Restate each entry word for word, leaving nothing out.
-------- INFORMATION SHOWN --------
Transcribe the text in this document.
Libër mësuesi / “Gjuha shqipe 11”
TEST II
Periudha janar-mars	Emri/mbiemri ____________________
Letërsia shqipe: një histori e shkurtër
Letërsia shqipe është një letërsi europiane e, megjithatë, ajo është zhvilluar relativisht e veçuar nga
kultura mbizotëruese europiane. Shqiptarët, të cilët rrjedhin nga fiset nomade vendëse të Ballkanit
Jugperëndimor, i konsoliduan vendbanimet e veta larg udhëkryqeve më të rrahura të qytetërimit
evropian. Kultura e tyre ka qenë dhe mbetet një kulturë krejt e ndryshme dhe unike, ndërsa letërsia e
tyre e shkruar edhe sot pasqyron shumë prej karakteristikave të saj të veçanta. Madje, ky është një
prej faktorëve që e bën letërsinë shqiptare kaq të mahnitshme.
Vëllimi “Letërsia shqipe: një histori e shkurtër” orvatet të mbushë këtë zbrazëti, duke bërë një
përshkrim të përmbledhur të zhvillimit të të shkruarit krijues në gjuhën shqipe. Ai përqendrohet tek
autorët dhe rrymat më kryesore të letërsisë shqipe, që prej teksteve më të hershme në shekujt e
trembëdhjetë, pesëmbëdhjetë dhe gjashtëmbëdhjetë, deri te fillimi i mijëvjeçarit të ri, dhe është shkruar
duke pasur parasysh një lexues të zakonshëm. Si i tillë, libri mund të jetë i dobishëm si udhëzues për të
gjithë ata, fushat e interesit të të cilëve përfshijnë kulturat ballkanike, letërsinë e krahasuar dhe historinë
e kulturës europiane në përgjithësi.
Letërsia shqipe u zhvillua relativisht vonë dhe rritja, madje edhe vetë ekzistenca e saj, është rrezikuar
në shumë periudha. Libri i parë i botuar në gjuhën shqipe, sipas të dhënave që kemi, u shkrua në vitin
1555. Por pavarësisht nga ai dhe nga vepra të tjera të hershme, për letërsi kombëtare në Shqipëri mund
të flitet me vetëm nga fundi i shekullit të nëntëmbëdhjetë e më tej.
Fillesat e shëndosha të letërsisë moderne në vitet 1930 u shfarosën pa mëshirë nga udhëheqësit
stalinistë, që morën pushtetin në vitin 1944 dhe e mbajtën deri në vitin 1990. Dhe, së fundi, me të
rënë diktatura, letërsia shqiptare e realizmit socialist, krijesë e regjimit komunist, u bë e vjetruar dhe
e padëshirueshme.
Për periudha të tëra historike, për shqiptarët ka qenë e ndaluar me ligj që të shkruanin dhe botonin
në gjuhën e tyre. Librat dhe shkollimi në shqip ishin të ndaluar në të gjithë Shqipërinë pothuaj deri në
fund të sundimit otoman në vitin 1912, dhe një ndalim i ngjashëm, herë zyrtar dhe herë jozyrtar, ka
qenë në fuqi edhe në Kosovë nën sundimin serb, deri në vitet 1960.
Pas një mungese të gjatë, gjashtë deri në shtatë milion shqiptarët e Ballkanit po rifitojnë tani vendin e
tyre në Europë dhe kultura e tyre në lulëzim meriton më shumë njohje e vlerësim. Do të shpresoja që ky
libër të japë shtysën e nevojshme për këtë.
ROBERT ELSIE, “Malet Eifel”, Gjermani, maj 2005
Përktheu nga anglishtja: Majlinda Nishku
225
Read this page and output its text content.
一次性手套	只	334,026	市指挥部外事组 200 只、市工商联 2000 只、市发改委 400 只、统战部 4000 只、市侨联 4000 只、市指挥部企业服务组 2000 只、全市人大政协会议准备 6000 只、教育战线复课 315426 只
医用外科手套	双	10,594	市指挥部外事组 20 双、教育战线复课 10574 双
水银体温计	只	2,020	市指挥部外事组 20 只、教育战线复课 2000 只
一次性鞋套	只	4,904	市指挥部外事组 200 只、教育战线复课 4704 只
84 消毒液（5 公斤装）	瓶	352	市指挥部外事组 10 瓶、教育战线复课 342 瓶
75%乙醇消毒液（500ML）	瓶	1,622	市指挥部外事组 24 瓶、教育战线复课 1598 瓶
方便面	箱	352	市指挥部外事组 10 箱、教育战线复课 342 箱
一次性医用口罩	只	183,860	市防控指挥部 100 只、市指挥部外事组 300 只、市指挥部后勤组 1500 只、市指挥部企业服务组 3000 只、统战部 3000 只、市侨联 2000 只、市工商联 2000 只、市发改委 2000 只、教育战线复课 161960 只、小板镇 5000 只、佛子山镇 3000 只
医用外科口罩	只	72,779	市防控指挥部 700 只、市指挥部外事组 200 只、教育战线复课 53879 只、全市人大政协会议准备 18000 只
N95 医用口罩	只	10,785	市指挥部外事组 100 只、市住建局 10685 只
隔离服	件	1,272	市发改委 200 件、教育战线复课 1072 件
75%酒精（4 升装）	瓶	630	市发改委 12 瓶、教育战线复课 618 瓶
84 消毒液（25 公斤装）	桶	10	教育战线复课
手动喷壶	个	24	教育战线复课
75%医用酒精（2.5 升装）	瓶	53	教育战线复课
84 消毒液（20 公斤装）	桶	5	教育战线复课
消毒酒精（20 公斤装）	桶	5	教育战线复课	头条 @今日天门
--------
RESPONSE TO THIS EXERCISE:
Transcribe the text in this document.
Libër mësuesi / “Gjuha shqipe 11”
TEST II
Periudha janar-mars	Emri/mbiemri ____________________
Letërsia shqipe: një histori e shkurtër
Letërsia shqipe është një letërsi europiane e, megjithatë, ajo është zhvilluar relativisht e veçuar nga
kultura mbizotëruese europiane. Shqiptarët, të cilët rrjedhin nga fiset nomade vendëse të Ballkanit
Jugperëndimor, i konsoliduan vendbanimet e veta larg udhëkryqeve më të rrahura të qytetërimit
evropian. Kultura e tyre ka qenë dhe mbetet një kulturë krejt e ndryshme dhe unike, ndërsa letërsia e
tyre e shkruar edhe sot pasqyron shumë prej karakteristikave të saj të veçanta. Madje, ky është një
prej faktorëve që e bën letërsinë shqiptare kaq të mahnitshme.
Vëllimi “Letërsia shqipe: një histori e shkurtër” orvatet të mbushë këtë zbrazëti, duke bërë një
përshkrim të përmbledhur të zhvillimit të të shkruarit krijues në gjuhën shqipe. Ai përqendrohet tek
autorët dhe rrymat më kryesore të letërsisë shqipe, që prej teksteve më të hershme në shekujt e
trembëdhjetë, pesëmbëdhjetë dhe gjashtëmbëdhjetë, deri te fillimi i mijëvjeçarit të ri, dhe është shkruar
duke pasur parasysh një lexues të zakonshëm. Si i tillë, libri mund të jetë i dobishëm si udhëzues për të
gjithë ata, fushat e interesit të të cilëve përfshijnë kulturat ballkanike, letërsinë e krahasuar dhe historinë
e kulturës europiane në përgjithësi.
Letërsia shqipe u zhvillua relativisht vonë dhe rritja, madje edhe vetë ekzistenca e saj, është rrezikuar
në shumë periudha. Libri i parë i botuar në gjuhën shqipe, sipas të dhënave që kemi, u shkrua në vitin
1555. Por pavarësisht nga ai dhe nga vepra të tjera të hershme, për letërsi kombëtare në Shqipëri mund
të flitet me vetëm nga fundi i shekullit të nëntëmbëdhjetë e më tej.
Fillesat e shëndosha të letërsisë moderne në vitet 1930 u shfarosën pa mëshirë nga udhëheqësit
stalinistë, që morën pushtetin në vitin 1944 dhe e mbajtën deri në vitin 1990. Dhe, së fundi, me të
rënë diktatura, letërsia shqiptare e realizmit socialist, krijesë e regjimit komunist, u bë e vjetruar dhe
e padëshirueshme.
Për periudha të tëra historike, për shqiptarët ka qenë e ndaluar me ligj që të shkruanin dhe botonin
në gjuhën e tyre. Librat dhe shkollimi në shqip ishin të ndaluar në të gjithë Shqipërinë pothuaj deri në
fund të sundimit otoman në vitin 1912, dhe një ndalim i ngjashëm, herë zyrtar dhe herë jozyrtar, ka
qenë në fuqi edhe në Kosovë nën sundimin serb, deri në vitet 1960.
Pas një mungese të gjatë, gjashtë deri në shtatë milion shqiptarët e Ballkanit po rifitojnë tani vendin e
tyre në Europë dhe kultura e tyre në lulëzim meriton më shumë njohje e vlerësim. Do të shpresoja që ky
libër të japë shtysën e nevojshme për këtë.
ROBERT ELSIE, “Malet Eifel”, Gjermani, maj 2005
Përktheu nga anglishtja: Majlinda Nishku
225
Read this page and output its text content.
一次性手套	只	334,026	市指挥部外事组 200 只、市工商联 2000 只、市发改委 400 只、统战部 4000 只、市侨联 4000 只、市指挥部企业服务组 2000 只、全市人大政协会议准备 6000 只、教育战线复课 315426 只
医用外科手套	双	10,594	市指挥部外事组 20 双、教育战线复课 10574 双
水银体温计	只	2,020	市指挥部外事组 20 只、教育战线复课 2000 只
一次性鞋套	只	4,904	市指挥部外事组 200 只、教育战线复课 4704 只
84 消毒液（5 公斤装）	瓶	352	市指挥部外事组 10 瓶、教育战线复课 342 瓶
75%乙醇消毒液（500ML）	瓶	1,622	市指挥部外事组 24 瓶、教育战线复课 1598 瓶
方便面	箱	352	市指挥部外事组 10 箱、教育战线复课 342 箱
一次性医用口罩	只	183,860	市防控指挥部 100 只、市指挥部外事组 300 只、市指挥部后勤组 1500 只、市指挥部企业服务组 3000 只、统战部 3000 只、市侨联 2000 只、市工商联 2000 只、市发改委 2000 只、教育战线复课 161960 只、小板镇 5000 只、佛子山镇 3000 只
医用外科口罩	只	72,779	市防控指挥部 700 只、市指挥部外事组 200 只、教育战线复课 53879 只、全市人大政协会议准备 18000 只
N95 医用口罩	只	10,785	市指挥部外事组 100 只、市住建局 10685 只
隔离服	件	1,272	市发改委 200 件、教育战线复课 1072 件
75%酒精（4 升装）	瓶	630	市发改委 12 瓶、教育战线复课 618 瓶
84 消毒液（25 公斤装）	桶	10	教育战线复课
手动喷壶	个	24	教育战线复课
75%医用酒精（2.5 升装）	瓶	53	教育战线复课
84 消毒液（20 公斤装）	桶	5	教育战线复课
消毒酒精（20 公斤装）	桶	5	教育战线复课	头条 @今日天门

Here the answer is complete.